### Written instruction
Read the data and repeat all of it exactly.

### Records shown
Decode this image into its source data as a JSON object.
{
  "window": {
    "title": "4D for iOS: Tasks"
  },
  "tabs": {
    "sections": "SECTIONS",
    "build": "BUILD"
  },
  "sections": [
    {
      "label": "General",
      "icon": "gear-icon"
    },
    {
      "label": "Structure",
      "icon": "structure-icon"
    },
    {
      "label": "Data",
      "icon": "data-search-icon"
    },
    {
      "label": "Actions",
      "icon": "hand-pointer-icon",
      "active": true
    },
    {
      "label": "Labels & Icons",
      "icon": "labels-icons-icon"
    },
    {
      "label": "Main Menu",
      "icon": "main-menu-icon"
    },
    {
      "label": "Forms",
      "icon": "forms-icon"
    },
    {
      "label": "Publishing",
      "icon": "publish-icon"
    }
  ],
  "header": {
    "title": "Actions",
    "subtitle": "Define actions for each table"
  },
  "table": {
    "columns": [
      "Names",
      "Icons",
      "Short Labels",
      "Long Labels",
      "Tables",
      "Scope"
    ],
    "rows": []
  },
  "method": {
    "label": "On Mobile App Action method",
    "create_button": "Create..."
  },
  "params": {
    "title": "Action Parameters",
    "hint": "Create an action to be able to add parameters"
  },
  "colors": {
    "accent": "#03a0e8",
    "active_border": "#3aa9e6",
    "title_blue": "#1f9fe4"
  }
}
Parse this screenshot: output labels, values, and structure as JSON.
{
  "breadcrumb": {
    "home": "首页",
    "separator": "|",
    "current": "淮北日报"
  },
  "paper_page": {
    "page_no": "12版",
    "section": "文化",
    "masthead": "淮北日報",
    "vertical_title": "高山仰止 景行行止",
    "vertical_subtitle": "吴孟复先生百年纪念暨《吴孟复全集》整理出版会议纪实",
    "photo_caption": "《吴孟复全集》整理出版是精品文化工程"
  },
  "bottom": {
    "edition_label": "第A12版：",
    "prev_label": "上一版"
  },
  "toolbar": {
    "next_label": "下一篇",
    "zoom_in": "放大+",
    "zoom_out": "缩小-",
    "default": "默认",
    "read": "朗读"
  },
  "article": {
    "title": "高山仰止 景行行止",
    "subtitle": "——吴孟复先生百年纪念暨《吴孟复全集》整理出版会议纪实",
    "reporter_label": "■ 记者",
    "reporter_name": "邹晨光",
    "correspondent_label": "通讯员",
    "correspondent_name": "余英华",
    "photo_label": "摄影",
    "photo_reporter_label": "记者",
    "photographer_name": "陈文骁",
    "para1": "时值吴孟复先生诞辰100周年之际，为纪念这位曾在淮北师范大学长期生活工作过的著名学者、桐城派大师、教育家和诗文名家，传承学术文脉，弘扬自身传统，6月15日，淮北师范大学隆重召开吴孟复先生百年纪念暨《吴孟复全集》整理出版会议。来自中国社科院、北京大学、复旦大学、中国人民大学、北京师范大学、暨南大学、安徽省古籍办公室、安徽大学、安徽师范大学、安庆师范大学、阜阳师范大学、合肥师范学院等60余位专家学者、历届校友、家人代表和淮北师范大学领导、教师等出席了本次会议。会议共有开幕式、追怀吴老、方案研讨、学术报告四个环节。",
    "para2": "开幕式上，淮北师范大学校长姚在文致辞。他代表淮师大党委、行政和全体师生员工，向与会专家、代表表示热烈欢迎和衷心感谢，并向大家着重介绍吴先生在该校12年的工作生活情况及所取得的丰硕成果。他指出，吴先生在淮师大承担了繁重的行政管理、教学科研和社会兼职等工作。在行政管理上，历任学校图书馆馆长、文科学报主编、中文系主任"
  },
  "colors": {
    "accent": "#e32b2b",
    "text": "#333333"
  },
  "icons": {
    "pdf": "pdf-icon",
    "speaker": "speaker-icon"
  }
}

### Solution for this exercise
Decode this image into its source data as a JSON object.
{
  "window": {
    "title": "4D for iOS: Tasks"
  },
  "tabs": {
    "sections": "SECTIONS",
    "build": "BUILD"
  },
  "sections": [
    {
      "label": "General",
      "icon": "gear-icon"
    },
    {
      "label": "Structure",
      "icon": "structure-icon"
    },
    {
      "label": "Data",
      "icon": "data-search-icon"
    },
    {
      "label": "Actions",
      "icon": "hand-pointer-icon",
      "active": true
    },
    {
      "label": "Labels & Icons",
      "icon": "labels-icons-icon"
    },
    {
      "label": "Main Menu",
      "icon": "main-menu-icon"
    },
    {
      "label": "Forms",
      "icon": "forms-icon"
    },
    {
      "label": "Publishing",
      "icon": "publish-icon"
    }
  ],
  "header": {
    "title": "Actions",
    "subtitle": "Define actions for each table"
  },
  "table": {
    "columns": [
      "Names",
      "Icons",
      "Short Labels",
      "Long Labels",
      "Tables",
      "Scope"
    ],
    "rows": []
  },
  "method": {
    "label": "On Mobile App Action method",
    "create_button": "Create..."
  },
  "params": {
    "title": "Action Parameters",
    "hint": "Create an action to be able to add parameters"
  },
  "colors": {
    "accent": "#03a0e8",
    "active_border": "#3aa9e6",
    "title_blue": "#1f9fe4"
  }
}
Parse this screenshot: output labels, values, and structure as JSON.
{
  "breadcrumb": {
    "home": "首页",
    "separator": "|",
    "current": "淮北日报"
  },
  "paper_page": {
    "page_no": "12版",
    "section": "文化",
    "masthead": "淮北日報",
    "vertical_title": "高山仰止 景行行止",
    "vertical_subtitle": "吴孟复先生百年纪念暨《吴孟复全集》整理出版会议纪实",
    "photo_caption": "《吴孟复全集》整理出版是精品文化工程"
  },
  "bottom": {
    "edition_label": "第A12版：",
    "prev_label": "上一版"
  },
  "toolbar": {
    "next_label": "下一篇",
    "zoom_in": "放大+",
    "zoom_out": "缩小-",
    "default": "默认",
    "read": "朗读"
  },
  "article": {
    "title": "高山仰止 景行行止",
    "subtitle": "——吴孟复先生百年纪念暨《吴孟复全集》整理出版会议纪实",
    "reporter_label": "■ 记者",
    "reporter_name": "邹晨光",
    "correspondent_label": "通讯员",
    "correspondent_name": "余英华",
    "photo_label": "摄影",
    "photo_reporter_label": "记者",
    "photographer_name": "陈文骁",
    "para1": "时值吴孟复先生诞辰100周年之际，为纪念这位曾在淮北师范大学长期生活工作过的著名学者、桐城派大师、教育家和诗文名家，传承学术文脉，弘扬自身传统，6月15日，淮北师范大学隆重召开吴孟复先生百年纪念暨《吴孟复全集》整理出版会议。来自中国社科院、北京大学、复旦大学、中国人民大学、北京师范大学、暨南大学、安徽省古籍办公室、安徽大学、安徽师范大学、安庆师范大学、阜阳师范大学、合肥师范学院等60余位专家学者、历届校友、家人代表和淮北师范大学领导、教师等出席了本次会议。会议共有开幕式、追怀吴老、方案研讨、学术报告四个环节。",
    "para2": "开幕式上，淮北师范大学校长姚在文致辞。他代表淮师大党委、行政和全体师生员工，向与会专家、代表表示热烈欢迎和衷心感谢，并向大家着重介绍吴先生在该校12年的工作生活情况及所取得的丰硕成果。他指出，吴先生在淮师大承担了繁重的行政管理、教学科研和社会兼职等工作。在行政管理上，历任学校图书馆馆长、文科学报主编、中文系主任"
  },
  "colors": {
    "accent": "#e32b2b",
    "text": "#333333"
  },
  "icons": {
    "pdf": "pdf-icon",
    "speaker": "speaker-icon"
  }
}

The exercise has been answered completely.